◆ Task to carry out
Reproduce the entries verbatim; no pictures.

[Figure content listings]
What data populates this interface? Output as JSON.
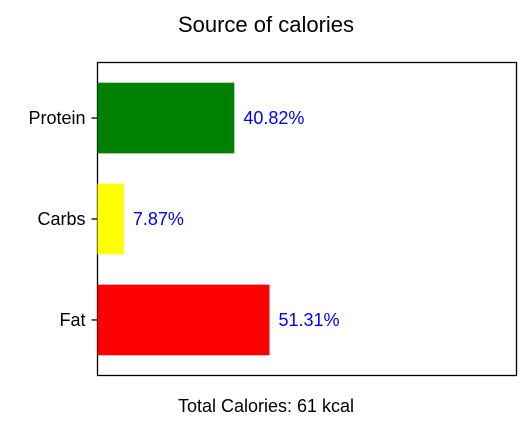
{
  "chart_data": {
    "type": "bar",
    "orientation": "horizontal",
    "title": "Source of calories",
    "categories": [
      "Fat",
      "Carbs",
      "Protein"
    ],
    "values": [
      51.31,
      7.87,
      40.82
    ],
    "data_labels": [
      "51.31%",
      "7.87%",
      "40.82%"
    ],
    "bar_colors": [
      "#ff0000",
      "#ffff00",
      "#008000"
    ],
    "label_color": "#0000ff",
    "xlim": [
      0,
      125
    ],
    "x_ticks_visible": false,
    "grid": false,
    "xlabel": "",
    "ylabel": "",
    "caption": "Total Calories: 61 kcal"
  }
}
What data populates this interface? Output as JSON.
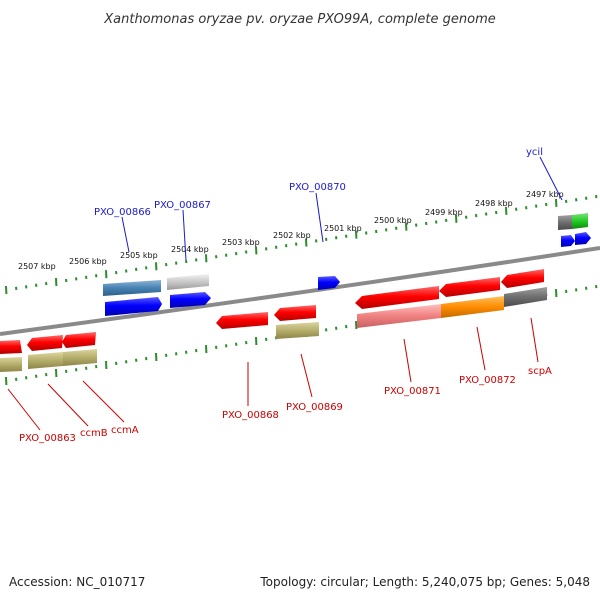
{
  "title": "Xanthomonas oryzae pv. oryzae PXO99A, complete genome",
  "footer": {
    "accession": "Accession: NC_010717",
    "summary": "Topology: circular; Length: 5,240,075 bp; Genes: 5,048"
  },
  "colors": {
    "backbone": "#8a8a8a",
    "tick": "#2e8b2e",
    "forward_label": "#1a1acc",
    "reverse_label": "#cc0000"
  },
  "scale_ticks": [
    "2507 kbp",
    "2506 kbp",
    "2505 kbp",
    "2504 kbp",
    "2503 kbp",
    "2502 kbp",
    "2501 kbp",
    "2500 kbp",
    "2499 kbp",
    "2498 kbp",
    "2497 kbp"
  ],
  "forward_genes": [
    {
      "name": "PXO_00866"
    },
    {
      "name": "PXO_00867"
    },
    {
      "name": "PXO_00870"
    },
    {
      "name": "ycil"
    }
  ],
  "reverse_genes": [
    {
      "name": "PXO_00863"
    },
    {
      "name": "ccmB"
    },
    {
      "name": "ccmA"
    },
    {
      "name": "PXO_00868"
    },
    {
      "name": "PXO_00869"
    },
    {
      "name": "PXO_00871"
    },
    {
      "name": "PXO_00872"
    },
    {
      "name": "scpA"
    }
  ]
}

◆ Task solution
What data populates this interface? Output as JSON.
{
  "chart_data": {
    "type": "bar",
    "orientation": "horizontal",
    "title": "Source of calories",
    "categories": [
      "Fat",
      "Carbs",
      "Protein"
    ],
    "values": [
      51.31,
      7.87,
      40.82
    ],
    "data_labels": [
      "51.31%",
      "7.87%",
      "40.82%"
    ],
    "bar_colors": [
      "#ff0000",
      "#ffff00",
      "#008000"
    ],
    "label_color": "#0000ff",
    "xlim": [
      0,
      125
    ],
    "x_ticks_visible": false,
    "grid": false,
    "xlabel": "",
    "ylabel": "",
    "caption": "Total Calories: 61 kcal"
  }
}
What data populates this interface? Output as JSON.
{
  "title": "Xanthomonas oryzae pv. oryzae PXO99A, complete genome",
  "footer": {
    "accession": "Accession: NC_010717",
    "summary": "Topology: circular; Length: 5,240,075 bp; Genes: 5,048"
  },
  "colors": {
    "backbone": "#8a8a8a",
    "tick": "#2e8b2e",
    "forward_label": "#1a1acc",
    "reverse_label": "#cc0000"
  },
  "scale_ticks": [
    "2507 kbp",
    "2506 kbp",
    "2505 kbp",
    "2504 kbp",
    "2503 kbp",
    "2502 kbp",
    "2501 kbp",
    "2500 kbp",
    "2499 kbp",
    "2498 kbp",
    "2497 kbp"
  ],
  "forward_genes": [
    {
      "name": "PXO_00866"
    },
    {
      "name": "PXO_00867"
    },
    {
      "name": "PXO_00870"
    },
    {
      "name": "ycil"
    }
  ],
  "reverse_genes": [
    {
      "name": "PXO_00863"
    },
    {
      "name": "ccmB"
    },
    {
      "name": "ccmA"
    },
    {
      "name": "PXO_00868"
    },
    {
      "name": "PXO_00869"
    },
    {
      "name": "PXO_00871"
    },
    {
      "name": "PXO_00872"
    },
    {
      "name": "scpA"
    }
  ]
}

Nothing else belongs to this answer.